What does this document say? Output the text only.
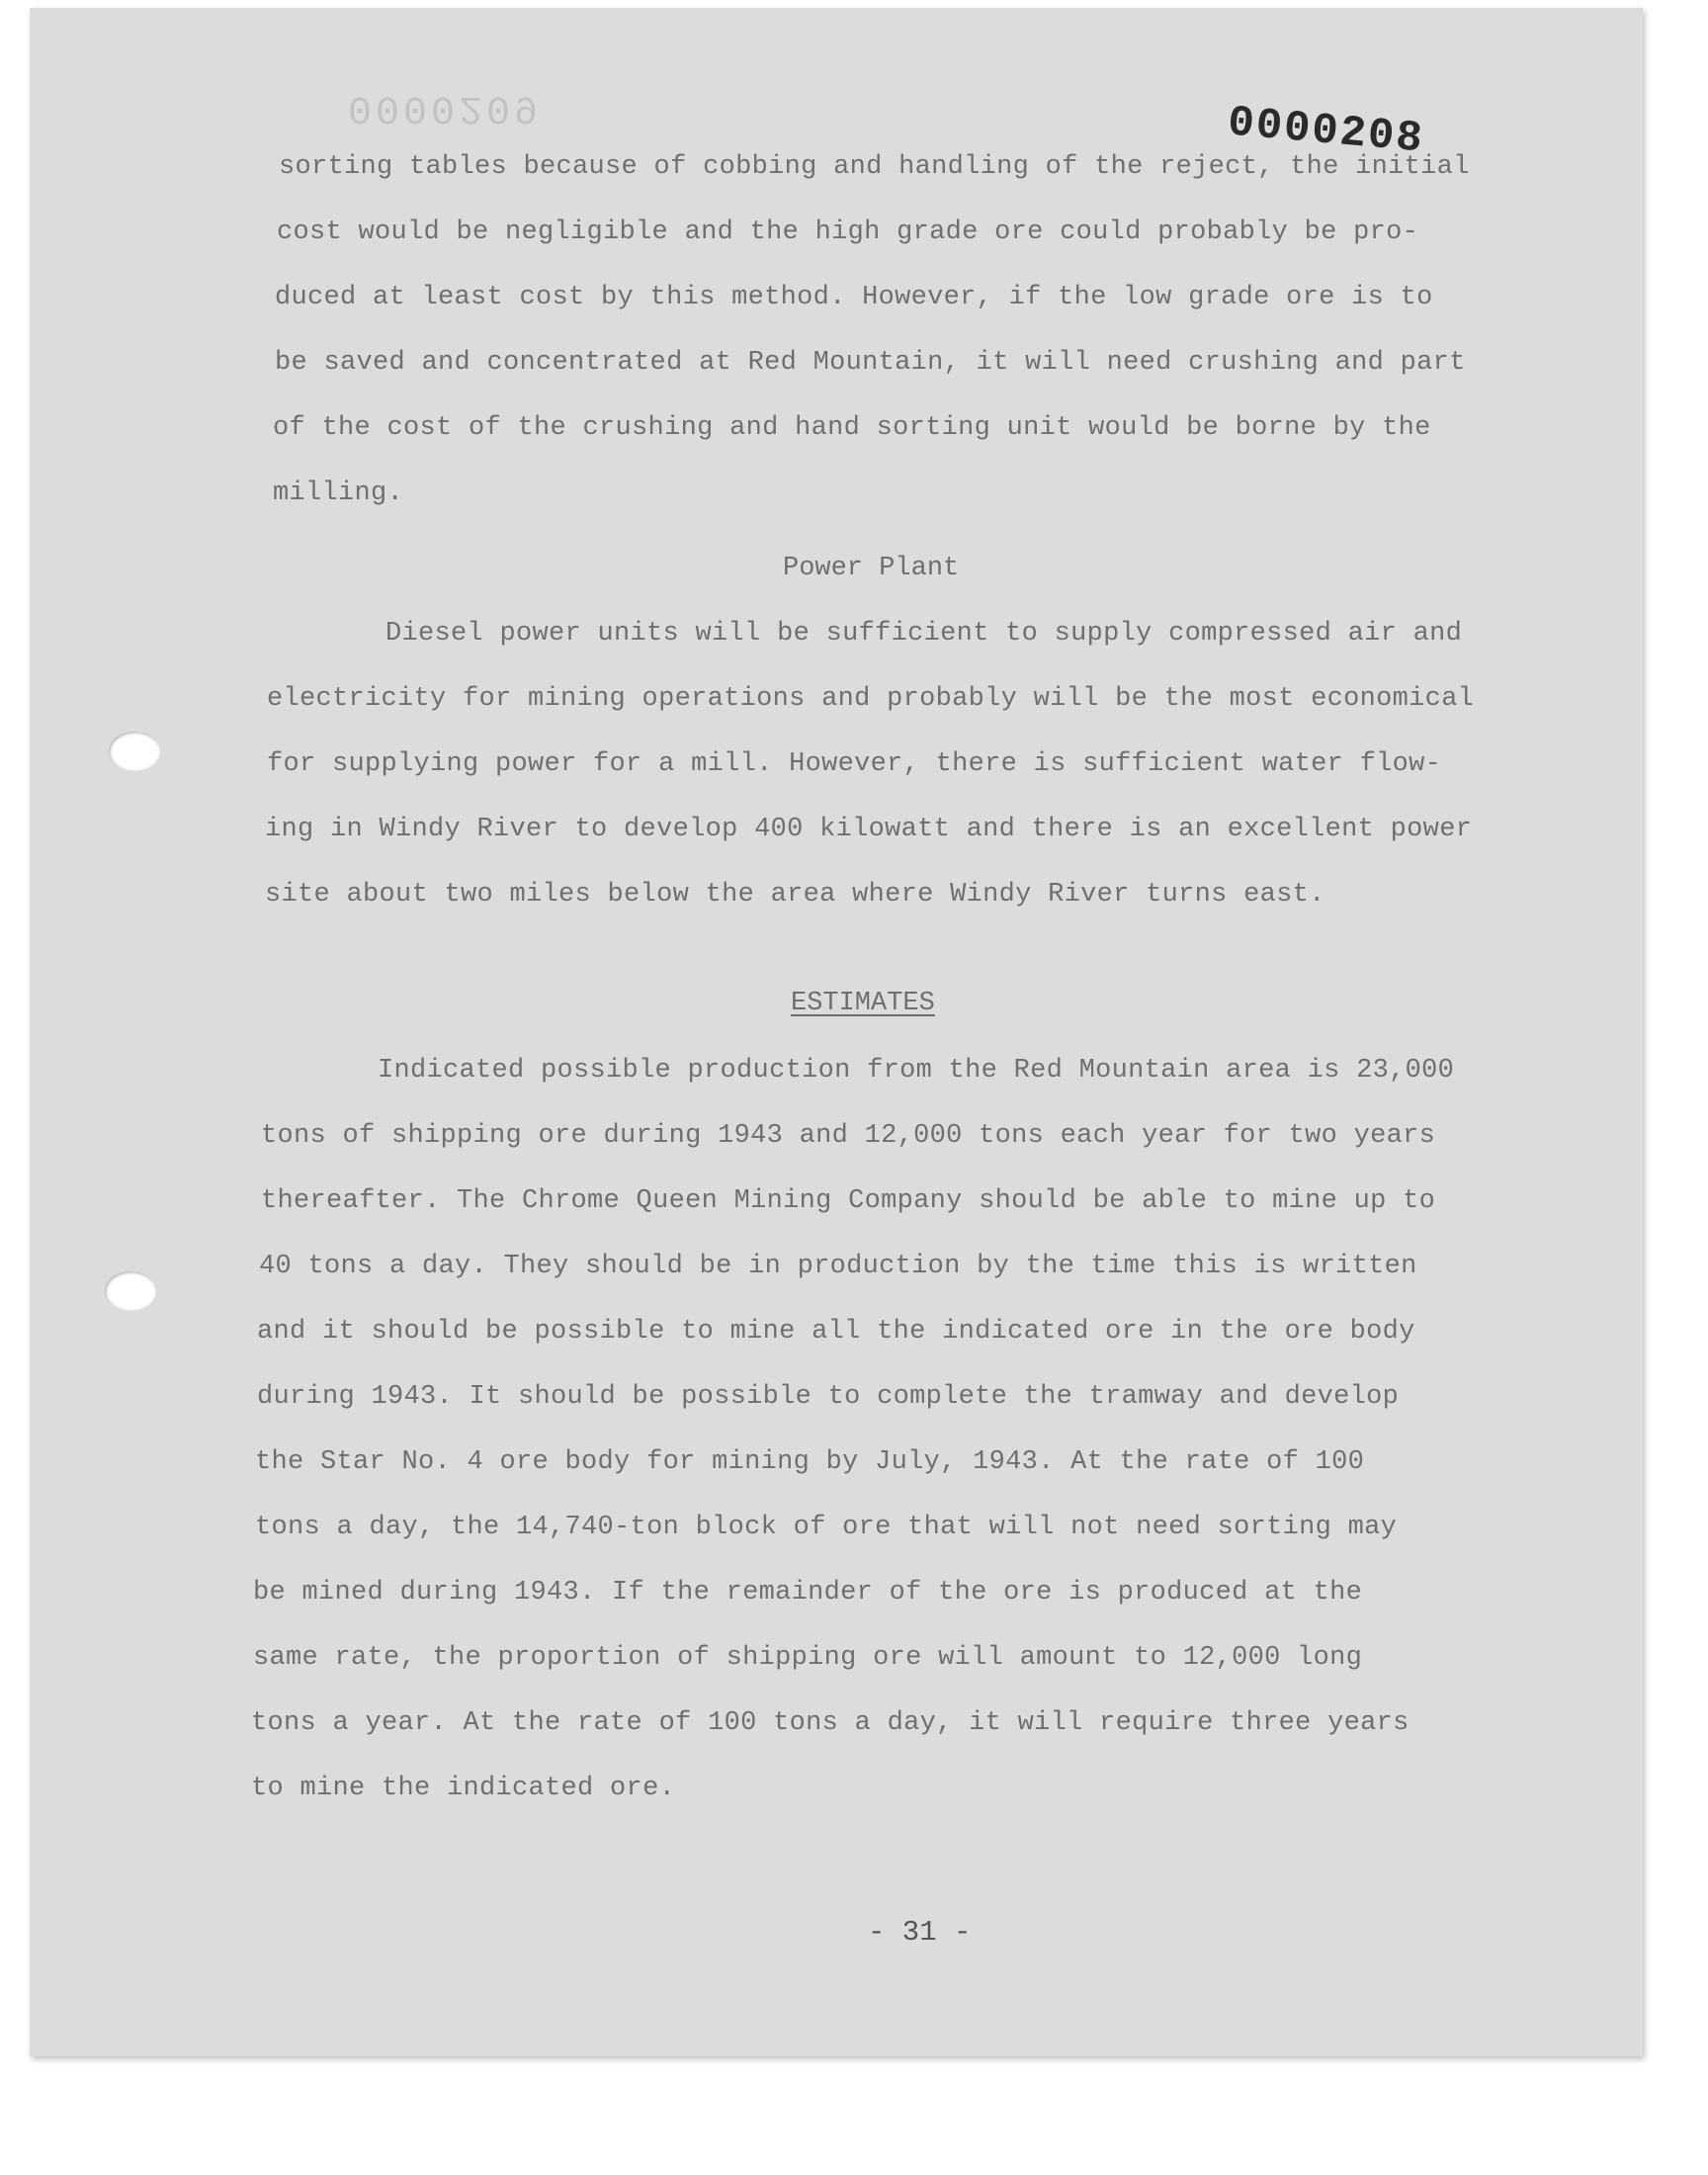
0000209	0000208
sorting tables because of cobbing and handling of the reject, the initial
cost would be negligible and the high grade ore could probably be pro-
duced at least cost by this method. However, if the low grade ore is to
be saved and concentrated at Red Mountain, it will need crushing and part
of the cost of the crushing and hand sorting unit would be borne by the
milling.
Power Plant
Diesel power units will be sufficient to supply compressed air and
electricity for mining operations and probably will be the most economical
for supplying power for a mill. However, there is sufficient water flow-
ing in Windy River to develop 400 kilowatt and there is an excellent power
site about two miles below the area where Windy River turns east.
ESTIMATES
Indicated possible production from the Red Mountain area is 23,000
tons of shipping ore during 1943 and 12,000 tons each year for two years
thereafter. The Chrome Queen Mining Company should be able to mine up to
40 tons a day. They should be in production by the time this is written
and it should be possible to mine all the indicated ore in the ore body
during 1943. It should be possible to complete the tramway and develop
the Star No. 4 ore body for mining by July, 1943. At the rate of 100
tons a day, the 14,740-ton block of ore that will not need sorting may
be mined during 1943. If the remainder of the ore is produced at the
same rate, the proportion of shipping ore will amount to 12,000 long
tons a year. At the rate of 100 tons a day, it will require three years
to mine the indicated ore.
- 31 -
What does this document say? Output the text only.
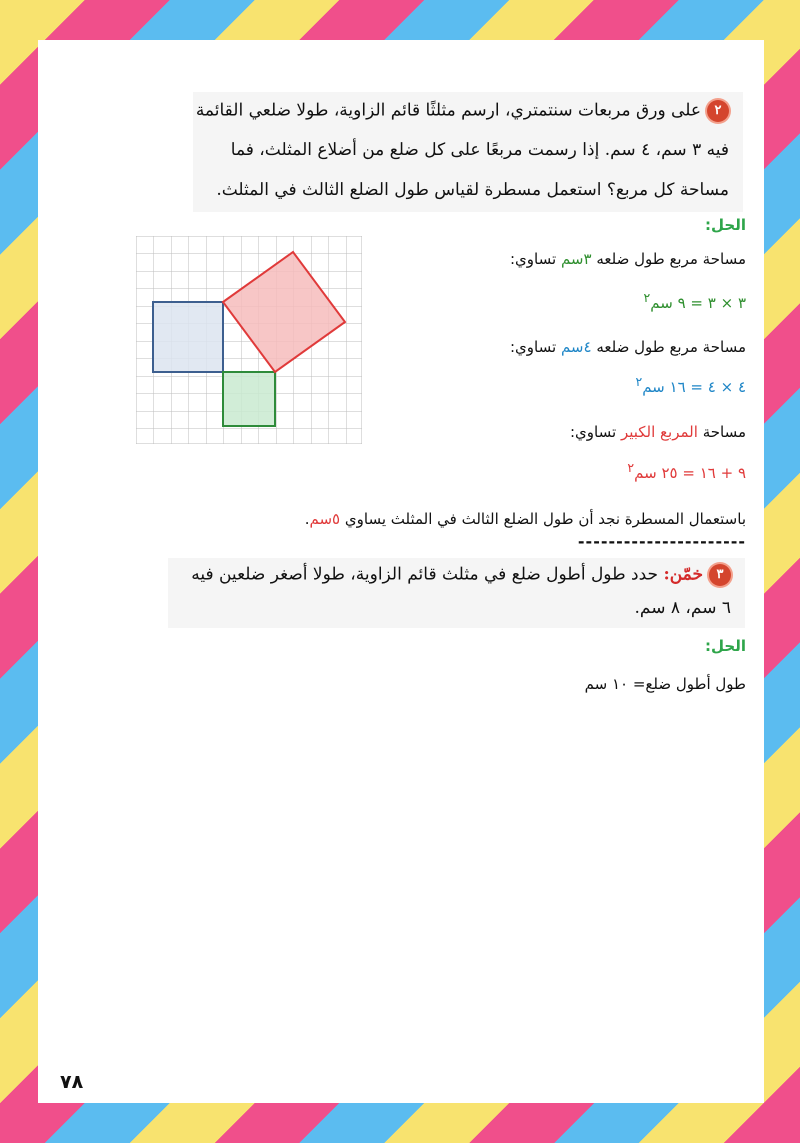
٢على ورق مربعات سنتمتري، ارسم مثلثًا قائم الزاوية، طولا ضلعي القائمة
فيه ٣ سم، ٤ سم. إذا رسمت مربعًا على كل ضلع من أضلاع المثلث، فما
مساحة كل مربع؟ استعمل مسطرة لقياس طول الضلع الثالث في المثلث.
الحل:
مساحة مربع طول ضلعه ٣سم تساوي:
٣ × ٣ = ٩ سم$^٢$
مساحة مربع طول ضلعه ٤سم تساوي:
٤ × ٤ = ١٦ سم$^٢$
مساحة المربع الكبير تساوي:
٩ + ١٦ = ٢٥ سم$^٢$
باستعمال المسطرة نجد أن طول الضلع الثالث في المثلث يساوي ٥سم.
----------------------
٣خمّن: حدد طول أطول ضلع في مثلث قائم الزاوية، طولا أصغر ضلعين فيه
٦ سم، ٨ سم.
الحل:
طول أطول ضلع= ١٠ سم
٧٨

□ □ □ □ □ □ □

**Written task**
Note each line of the entries that has "مساحة" in it, and copy those lines.

**Written reply**
مساحة كل مربع؟ استعمل مسطرة لقياس طول الضلع الثالث في المثلث.
مساحة مربع طول ضلعه ٣سم تساوي:
مساحة مربع طول ضلعه ٤سم تساوي:
مساحة المربع الكبير تساوي:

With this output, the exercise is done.